> [Task details] Extract all lines from the data beneath that include the word "Class".

> [Materials provided]
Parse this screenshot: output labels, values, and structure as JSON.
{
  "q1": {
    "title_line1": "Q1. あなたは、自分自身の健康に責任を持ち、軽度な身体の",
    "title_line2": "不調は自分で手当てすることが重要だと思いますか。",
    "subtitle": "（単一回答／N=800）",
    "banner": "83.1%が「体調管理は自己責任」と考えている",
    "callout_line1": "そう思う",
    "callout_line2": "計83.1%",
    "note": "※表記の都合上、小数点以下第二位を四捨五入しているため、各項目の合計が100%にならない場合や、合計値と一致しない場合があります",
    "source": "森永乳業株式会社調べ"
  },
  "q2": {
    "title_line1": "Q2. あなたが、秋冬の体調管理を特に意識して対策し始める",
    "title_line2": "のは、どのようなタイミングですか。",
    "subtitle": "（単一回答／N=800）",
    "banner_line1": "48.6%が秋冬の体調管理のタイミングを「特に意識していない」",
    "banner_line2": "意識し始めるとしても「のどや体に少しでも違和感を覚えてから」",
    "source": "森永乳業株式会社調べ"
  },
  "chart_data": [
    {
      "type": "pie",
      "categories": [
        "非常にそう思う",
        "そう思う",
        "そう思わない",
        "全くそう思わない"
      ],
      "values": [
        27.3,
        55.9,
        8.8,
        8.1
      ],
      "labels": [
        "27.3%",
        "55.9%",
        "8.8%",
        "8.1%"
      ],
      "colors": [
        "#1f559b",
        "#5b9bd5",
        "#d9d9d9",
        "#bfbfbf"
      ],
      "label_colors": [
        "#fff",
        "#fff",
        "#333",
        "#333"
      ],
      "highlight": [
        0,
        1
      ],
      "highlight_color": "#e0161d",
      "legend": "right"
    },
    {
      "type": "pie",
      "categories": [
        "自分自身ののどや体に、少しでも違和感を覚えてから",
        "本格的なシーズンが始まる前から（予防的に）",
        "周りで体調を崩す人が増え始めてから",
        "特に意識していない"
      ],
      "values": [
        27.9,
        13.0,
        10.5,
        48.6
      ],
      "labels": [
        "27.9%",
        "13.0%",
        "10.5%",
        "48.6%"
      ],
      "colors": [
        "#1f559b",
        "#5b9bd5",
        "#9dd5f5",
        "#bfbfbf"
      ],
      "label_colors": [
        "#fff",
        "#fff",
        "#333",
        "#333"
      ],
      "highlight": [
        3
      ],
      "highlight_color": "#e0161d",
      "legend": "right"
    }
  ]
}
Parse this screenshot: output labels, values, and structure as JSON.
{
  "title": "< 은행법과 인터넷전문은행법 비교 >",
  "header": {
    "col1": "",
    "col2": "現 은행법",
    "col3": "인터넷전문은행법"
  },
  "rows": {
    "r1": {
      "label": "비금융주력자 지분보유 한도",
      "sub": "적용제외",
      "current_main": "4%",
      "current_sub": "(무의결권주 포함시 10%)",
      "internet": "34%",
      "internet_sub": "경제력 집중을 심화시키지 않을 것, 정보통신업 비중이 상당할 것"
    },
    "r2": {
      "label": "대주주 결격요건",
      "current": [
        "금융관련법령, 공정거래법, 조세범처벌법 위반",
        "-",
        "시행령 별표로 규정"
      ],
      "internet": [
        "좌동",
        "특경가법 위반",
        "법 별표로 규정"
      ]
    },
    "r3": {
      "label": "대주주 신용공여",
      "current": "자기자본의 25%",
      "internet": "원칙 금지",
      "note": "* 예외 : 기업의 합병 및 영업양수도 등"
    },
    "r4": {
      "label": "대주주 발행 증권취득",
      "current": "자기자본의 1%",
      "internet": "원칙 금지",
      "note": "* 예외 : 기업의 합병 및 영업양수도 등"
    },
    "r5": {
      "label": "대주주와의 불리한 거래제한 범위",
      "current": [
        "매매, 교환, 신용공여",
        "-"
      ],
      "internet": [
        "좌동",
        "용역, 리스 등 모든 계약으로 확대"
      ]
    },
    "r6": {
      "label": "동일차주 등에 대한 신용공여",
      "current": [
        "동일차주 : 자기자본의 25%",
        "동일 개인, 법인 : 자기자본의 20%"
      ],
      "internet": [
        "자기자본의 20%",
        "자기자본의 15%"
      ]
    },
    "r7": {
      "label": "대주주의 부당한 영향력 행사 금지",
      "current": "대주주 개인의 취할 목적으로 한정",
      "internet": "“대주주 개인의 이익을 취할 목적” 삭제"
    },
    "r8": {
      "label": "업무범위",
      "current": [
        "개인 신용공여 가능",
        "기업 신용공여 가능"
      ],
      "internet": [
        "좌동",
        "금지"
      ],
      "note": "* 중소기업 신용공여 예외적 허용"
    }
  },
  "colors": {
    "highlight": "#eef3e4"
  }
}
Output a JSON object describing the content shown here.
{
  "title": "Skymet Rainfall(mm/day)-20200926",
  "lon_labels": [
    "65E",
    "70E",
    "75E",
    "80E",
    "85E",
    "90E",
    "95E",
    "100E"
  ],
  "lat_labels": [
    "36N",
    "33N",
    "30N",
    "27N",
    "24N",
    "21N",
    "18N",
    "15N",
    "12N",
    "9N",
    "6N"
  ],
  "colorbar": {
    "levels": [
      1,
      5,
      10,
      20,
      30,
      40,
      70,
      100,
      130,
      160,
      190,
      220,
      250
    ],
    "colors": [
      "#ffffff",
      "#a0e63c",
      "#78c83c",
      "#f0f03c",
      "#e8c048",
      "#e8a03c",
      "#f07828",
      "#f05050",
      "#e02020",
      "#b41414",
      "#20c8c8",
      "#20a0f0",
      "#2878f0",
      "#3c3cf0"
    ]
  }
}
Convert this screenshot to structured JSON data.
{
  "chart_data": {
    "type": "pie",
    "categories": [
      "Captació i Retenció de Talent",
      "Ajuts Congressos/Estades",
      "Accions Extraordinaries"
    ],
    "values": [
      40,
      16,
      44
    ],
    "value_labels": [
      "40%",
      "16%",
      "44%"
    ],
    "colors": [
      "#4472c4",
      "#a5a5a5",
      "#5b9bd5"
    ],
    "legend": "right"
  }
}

...

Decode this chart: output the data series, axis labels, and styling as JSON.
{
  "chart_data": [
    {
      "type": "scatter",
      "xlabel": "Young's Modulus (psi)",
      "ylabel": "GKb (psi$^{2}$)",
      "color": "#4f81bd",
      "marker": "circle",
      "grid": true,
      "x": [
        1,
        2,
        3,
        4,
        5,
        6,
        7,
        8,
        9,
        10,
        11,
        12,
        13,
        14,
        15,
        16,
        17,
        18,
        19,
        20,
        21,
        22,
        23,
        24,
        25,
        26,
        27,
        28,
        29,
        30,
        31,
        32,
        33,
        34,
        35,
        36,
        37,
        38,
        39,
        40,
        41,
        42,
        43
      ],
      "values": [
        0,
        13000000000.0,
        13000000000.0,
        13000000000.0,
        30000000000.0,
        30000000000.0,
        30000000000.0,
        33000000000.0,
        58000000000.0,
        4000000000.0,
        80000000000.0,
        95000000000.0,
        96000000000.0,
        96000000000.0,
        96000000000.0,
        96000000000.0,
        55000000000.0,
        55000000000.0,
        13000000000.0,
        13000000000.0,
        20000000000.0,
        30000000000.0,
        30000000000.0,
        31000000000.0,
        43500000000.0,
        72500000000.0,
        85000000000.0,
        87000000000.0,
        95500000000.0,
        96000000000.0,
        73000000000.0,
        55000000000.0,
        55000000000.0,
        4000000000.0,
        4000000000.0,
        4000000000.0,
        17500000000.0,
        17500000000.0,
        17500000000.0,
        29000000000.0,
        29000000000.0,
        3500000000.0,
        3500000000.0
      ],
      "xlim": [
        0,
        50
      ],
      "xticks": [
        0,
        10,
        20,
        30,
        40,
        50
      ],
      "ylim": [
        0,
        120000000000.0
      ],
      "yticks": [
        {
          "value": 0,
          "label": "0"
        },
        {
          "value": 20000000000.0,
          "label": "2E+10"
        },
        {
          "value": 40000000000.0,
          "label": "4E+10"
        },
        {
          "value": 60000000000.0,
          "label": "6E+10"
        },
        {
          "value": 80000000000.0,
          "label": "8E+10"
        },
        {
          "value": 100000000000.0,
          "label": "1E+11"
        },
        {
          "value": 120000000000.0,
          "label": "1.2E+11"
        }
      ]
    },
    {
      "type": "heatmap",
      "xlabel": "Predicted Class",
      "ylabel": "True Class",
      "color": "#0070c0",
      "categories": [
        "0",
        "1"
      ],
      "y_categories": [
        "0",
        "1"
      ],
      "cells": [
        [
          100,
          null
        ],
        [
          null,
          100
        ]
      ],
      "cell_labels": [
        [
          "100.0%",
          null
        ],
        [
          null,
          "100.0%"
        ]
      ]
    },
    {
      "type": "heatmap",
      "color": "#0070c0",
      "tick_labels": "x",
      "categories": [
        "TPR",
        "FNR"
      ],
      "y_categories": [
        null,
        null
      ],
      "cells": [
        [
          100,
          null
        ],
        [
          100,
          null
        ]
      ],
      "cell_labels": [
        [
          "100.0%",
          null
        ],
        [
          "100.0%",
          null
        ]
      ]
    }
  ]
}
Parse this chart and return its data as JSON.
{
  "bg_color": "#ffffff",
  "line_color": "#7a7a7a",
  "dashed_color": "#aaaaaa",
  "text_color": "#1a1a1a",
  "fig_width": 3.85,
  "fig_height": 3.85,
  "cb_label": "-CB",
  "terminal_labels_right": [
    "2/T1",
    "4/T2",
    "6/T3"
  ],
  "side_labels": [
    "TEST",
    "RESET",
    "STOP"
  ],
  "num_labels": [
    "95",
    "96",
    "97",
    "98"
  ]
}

> [Finished answer]
      "xlabel": "Predicted Class",
      "ylabel": "True Class",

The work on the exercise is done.